The walker is winched into the Coastguard helicopter from the gully. Photo: Patterdale MRT

The walker is winched into the Coastguard helicopter from the gully. Photo: Patterdale MRT

A mountain rescue team leader used a mobile phone app to help save a walker’s life after he fell 60ft down a Lake District mountain.

The young walker was described as ‘a lucky lad’ after he tumbled down a gully, stopping just short of a drop over crags.

Patterdale Mountain Rescue Team issued advice for those heading for the hills following the dramatic operation on Dove Crag, which involved the team and two helicopters.

The rescue proved modern technology can be both a boon and a bane for teams alerted to help members of the public on the fells.

The Patterdale team, which responded to five rescues in less than 24 hours at the end of the weekend, was alerted to the man’s plight on Monday morning.

Mike Rippon of the team said: “At around 9am we received an emergency call from Cumbria police reporting that a young walker had fallen and suffered a head injury on Hart Crag.

“The team leader kept contacting the man and made an effort to attempt to identify where he had fallen so that the assembling team could go to his aid.”

Team leader Mike Blakey said: “Luckily this young man had a good mobile data signal. Usually, this would mean that we could send a text message which would allow us to locate him on our mapping systems. Unfortunately this didn’t work due to incorrect settings on the man’s mobile phone.

Layout region rows:
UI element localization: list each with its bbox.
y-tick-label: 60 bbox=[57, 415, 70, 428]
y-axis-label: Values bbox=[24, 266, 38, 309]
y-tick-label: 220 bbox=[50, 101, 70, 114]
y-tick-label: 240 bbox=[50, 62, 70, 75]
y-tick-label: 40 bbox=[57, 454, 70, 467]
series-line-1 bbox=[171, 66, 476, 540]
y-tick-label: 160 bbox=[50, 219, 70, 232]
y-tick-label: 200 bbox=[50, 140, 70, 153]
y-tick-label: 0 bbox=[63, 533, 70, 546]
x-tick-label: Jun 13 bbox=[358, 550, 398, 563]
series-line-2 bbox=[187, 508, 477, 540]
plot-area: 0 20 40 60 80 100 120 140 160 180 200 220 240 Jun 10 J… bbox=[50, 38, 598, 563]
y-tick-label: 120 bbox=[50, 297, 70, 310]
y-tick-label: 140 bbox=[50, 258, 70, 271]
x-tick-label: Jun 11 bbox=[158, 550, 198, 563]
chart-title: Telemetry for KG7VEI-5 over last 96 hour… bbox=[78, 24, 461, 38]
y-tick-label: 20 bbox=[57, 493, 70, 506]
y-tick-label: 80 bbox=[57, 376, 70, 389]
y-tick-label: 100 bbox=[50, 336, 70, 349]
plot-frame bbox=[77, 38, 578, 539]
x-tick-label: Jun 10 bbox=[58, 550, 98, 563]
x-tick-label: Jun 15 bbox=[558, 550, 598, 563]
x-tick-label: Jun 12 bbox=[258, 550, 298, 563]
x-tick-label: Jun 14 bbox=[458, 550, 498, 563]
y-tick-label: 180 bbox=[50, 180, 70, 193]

• **WORK TO BE COMPLETED**: Retype the entire article about the Lake District mountain rescue word for word. None of the rows is needed here.

• **RESPONSE BELOW**:
The walker is winched into the Coastguard helicopter from the gully. Photo: Patterdale MRT

The walker is winched into the Coastguard helicopter from the gully. Photo: Patterdale MRT

A mountain rescue team leader used a mobile phone app to help save a walker’s life after he fell 60ft down a Lake District mountain.

The young walker was described as ‘a lucky lad’ after he tumbled down a gully, stopping just short of a drop over crags.

Patterdale Mountain Rescue Team issued advice for those heading for the hills following the dramatic operation on Dove Crag, which involved the team and two helicopters.

The rescue proved modern technology can be both a boon and a bane for teams alerted to help members of the public on the fells.

The Patterdale team, which responded to five rescues in less than 24 hours at the end of the weekend, was alerted to the man’s plight on Monday morning.

Mike Rippon of the team said: “At around 9am we received an emergency call from Cumbria police reporting that a young walker had fallen and suffered a head injury on Hart Crag.

“The team leader kept contacting the man and made an effort to attempt to identify where he had fallen so that the assembling team could go to his aid.”

Team leader Mike Blakey said: “Luckily this young man had a good mobile data signal. Usually, this would mean that we could send a text message which would allow us to locate him on our mapping systems. Unfortunately this didn’t work due to incorrect settings on the man’s mobile phone.